__PROVIDED ENTRIES__.
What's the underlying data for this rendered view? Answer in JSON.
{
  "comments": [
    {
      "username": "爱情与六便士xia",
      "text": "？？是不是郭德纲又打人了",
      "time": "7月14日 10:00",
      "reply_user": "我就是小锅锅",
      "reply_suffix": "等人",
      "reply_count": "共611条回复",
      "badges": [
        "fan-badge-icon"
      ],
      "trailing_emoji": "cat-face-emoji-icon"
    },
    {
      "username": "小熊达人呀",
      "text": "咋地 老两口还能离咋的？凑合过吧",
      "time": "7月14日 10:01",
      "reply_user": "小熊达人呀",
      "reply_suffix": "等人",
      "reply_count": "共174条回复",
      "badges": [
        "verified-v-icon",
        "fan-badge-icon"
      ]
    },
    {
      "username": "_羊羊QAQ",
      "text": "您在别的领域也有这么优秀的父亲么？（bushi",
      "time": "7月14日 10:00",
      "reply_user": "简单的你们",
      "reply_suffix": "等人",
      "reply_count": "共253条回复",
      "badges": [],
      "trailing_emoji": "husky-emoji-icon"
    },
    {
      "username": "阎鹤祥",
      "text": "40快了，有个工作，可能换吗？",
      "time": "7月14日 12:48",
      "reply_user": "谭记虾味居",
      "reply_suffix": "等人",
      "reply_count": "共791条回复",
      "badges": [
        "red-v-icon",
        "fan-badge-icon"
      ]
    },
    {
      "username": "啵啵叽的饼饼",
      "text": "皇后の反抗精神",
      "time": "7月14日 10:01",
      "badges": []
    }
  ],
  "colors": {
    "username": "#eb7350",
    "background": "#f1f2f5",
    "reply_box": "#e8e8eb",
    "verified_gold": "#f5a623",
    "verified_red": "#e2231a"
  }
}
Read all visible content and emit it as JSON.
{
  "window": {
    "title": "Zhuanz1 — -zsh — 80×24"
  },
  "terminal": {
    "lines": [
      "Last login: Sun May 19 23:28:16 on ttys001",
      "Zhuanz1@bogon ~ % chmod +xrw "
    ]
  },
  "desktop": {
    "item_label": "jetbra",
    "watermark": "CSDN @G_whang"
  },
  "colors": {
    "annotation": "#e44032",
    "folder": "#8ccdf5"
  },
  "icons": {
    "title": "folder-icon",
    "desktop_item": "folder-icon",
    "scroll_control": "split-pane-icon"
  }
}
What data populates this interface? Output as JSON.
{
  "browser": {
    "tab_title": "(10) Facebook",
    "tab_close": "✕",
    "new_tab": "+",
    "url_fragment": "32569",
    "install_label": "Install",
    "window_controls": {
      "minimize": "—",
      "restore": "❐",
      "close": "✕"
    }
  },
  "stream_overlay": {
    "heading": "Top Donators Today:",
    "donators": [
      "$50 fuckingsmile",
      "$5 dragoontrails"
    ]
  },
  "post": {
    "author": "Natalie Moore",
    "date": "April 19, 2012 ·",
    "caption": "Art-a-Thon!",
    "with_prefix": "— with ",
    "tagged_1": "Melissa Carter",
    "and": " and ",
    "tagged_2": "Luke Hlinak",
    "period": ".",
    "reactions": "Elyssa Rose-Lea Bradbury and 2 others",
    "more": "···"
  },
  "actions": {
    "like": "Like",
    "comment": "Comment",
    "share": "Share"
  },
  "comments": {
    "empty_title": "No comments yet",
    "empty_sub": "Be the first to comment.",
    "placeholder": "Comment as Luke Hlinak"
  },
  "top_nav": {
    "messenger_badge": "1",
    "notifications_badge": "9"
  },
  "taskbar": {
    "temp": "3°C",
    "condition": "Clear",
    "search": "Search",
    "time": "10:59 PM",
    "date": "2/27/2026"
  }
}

__AIM OF THE EXERCISE__.
All of the data must be returned exactly.

__RESULT OF THE EXERCISE__.
What's the underlying data for this rendered view? Answer in JSON.
{
  "comments": [
    {
      "username": "爱情与六便士xia",
      "text": "？？是不是郭德纲又打人了",
      "time": "7月14日 10:00",
      "reply_user": "我就是小锅锅",
      "reply_suffix": "等人",
      "reply_count": "共611条回复",
      "badges": [
        "fan-badge-icon"
      ],
      "trailing_emoji": "cat-face-emoji-icon"
    },
    {
      "username": "小熊达人呀",
      "text": "咋地 老两口还能离咋的？凑合过吧",
      "time": "7月14日 10:01",
      "reply_user": "小熊达人呀",
      "reply_suffix": "等人",
      "reply_count": "共174条回复",
      "badges": [
        "verified-v-icon",
        "fan-badge-icon"
      ]
    },
    {
      "username": "_羊羊QAQ",
      "text": "您在别的领域也有这么优秀的父亲么？（bushi",
      "time": "7月14日 10:00",
      "reply_user": "简单的你们",
      "reply_suffix": "等人",
      "reply_count": "共253条回复",
      "badges": [],
      "trailing_emoji": "husky-emoji-icon"
    },
    {
      "username": "阎鹤祥",
      "text": "40快了，有个工作，可能换吗？",
      "time": "7月14日 12:48",
      "reply_user": "谭记虾味居",
      "reply_suffix": "等人",
      "reply_count": "共791条回复",
      "badges": [
        "red-v-icon",
        "fan-badge-icon"
      ]
    },
    {
      "username": "啵啵叽的饼饼",
      "text": "皇后の反抗精神",
      "time": "7月14日 10:01",
      "badges": []
    }
  ],
  "colors": {
    "username": "#eb7350",
    "background": "#f1f2f5",
    "reply_box": "#e8e8eb",
    "verified_gold": "#f5a623",
    "verified_red": "#e2231a"
  }
}
Read all visible content and emit it as JSON.
{
  "window": {
    "title": "Zhuanz1 — -zsh — 80×24"
  },
  "terminal": {
    "lines": [
      "Last login: Sun May 19 23:28:16 on ttys001",
      "Zhuanz1@bogon ~ % chmod +xrw "
    ]
  },
  "desktop": {
    "item_label": "jetbra",
    "watermark": "CSDN @G_whang"
  },
  "colors": {
    "annotation": "#e44032",
    "folder": "#8ccdf5"
  },
  "icons": {
    "title": "folder-icon",
    "desktop_item": "folder-icon",
    "scroll_control": "split-pane-icon"
  }
}
What data populates this interface? Output as JSON.
{
  "browser": {
    "tab_title": "(10) Facebook",
    "tab_close": "✕",
    "new_tab": "+",
    "url_fragment": "32569",
    "install_label": "Install",
    "window_controls": {
      "minimize": "—",
      "restore": "❐",
      "close": "✕"
    }
  },
  "stream_overlay": {
    "heading": "Top Donators Today:",
    "donators": [
      "$50 fuckingsmile",
      "$5 dragoontrails"
    ]
  },
  "post": {
    "author": "Natalie Moore",
    "date": "April 19, 2012 ·",
    "caption": "Art-a-Thon!",
    "with_prefix": "— with ",
    "tagged_1": "Melissa Carter",
    "and": " and ",
    "tagged_2": "Luke Hlinak",
    "period": ".",
    "reactions": "Elyssa Rose-Lea Bradbury and 2 others",
    "more": "···"
  },
  "actions": {
    "like": "Like",
    "comment": "Comment",
    "share": "Share"
  },
  "comments": {
    "empty_title": "No comments yet",
    "empty_sub": "Be the first to comment.",
    "placeholder": "Comment as Luke Hlinak"
  },
  "top_nav": {
    "messenger_badge": "1",
    "notifications_badge": "9"
  },
  "taskbar": {
    "temp": "3°C",
    "condition": "Clear",
    "search": "Search",
    "time": "10:59 PM",
    "date": "2/27/2026"
  }
}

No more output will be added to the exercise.